━━ Document ━━

I like to subscribe to the "no news is good news theory". Helps me sleep better at night (which is something I definitely was not doing when I found out about my tax situation).


----------



## someNri

FilingLate said:


> You can just simply hire a CPA, attorneys are irrelevant now.
> Don't know but 3 years of amended return and 6 years of fbar depends on the accountant i would say somewhere around 1k-3k


Thx. So confusing, I read somewhere that the reasons you provide in the certification should prove non-willfulness etc so it can be drafted by a lay person.


----------



## islander_expat

someNri said:


> Islander_exapt,
> Thx for your update. I am a US resident and planning to do the streamlined procedure that is now open for residents too. This is all new to me, hence a few questions.
> 
> 1. How much ballpark did it cost you in fees (attorney, cpa wise)? Did you delegate the whole work to them or did you do the work and only have them review? Approximately 4000USD, this included all the consultations, the representation fees, and the preparation of your returns/fbars etc...) i supplied the data, they prepared everything, had me review it and then submitted on my behalf (my power of attorney was signed over to them)
> 
> 2. Did you have to submit copied your foreign bank statements etc with the streamlined package? Nope, this is not required, you supply the figures. It's a good idea to have the records in the event that the IRS needs them (which is unlikely) but you don't need to submit them for the streamlined package to the IRS
> 
> 3. Prior year Fbars that you filed, did you submit them right after mailing out the streamlined package? (everything was submitted as one package, three years income tax, 6 years FBARs)

━━━
━━ Data ━━

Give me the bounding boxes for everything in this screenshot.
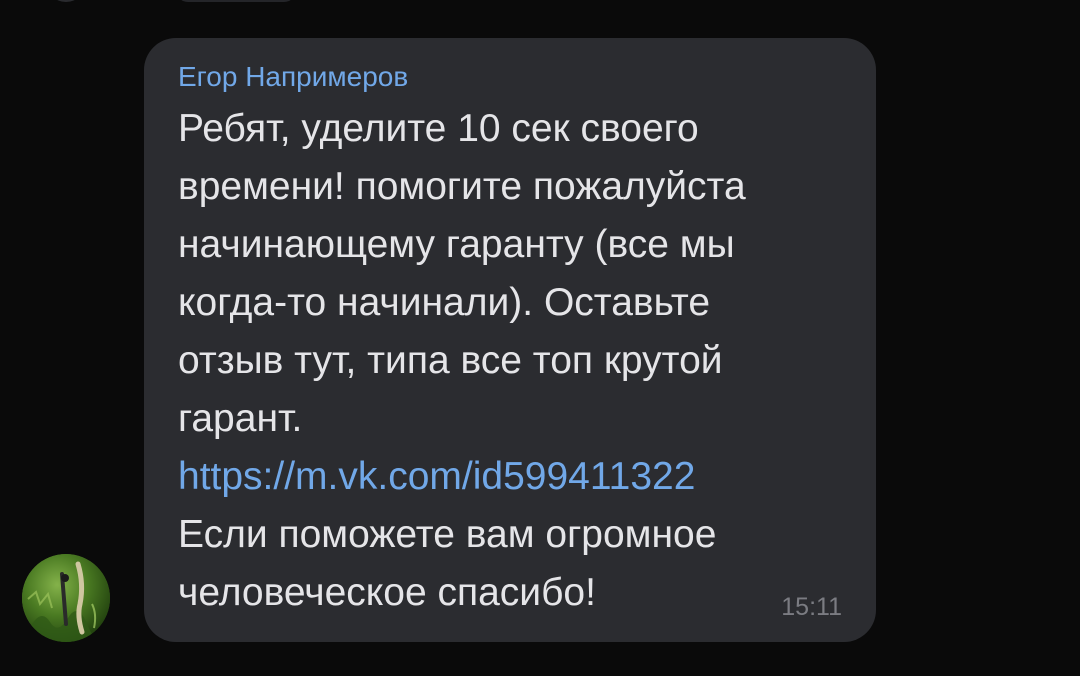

━━━

What is being asked – Set down the passage of the tax-filing thread starting with "I like to subscribe" and going on through "my tax situation).".

Output for this exercise –
I like to subscribe to the "no news is good news theory". Helps me sleep better at night (which is something I definitely was not doing when I found out about my tax situation).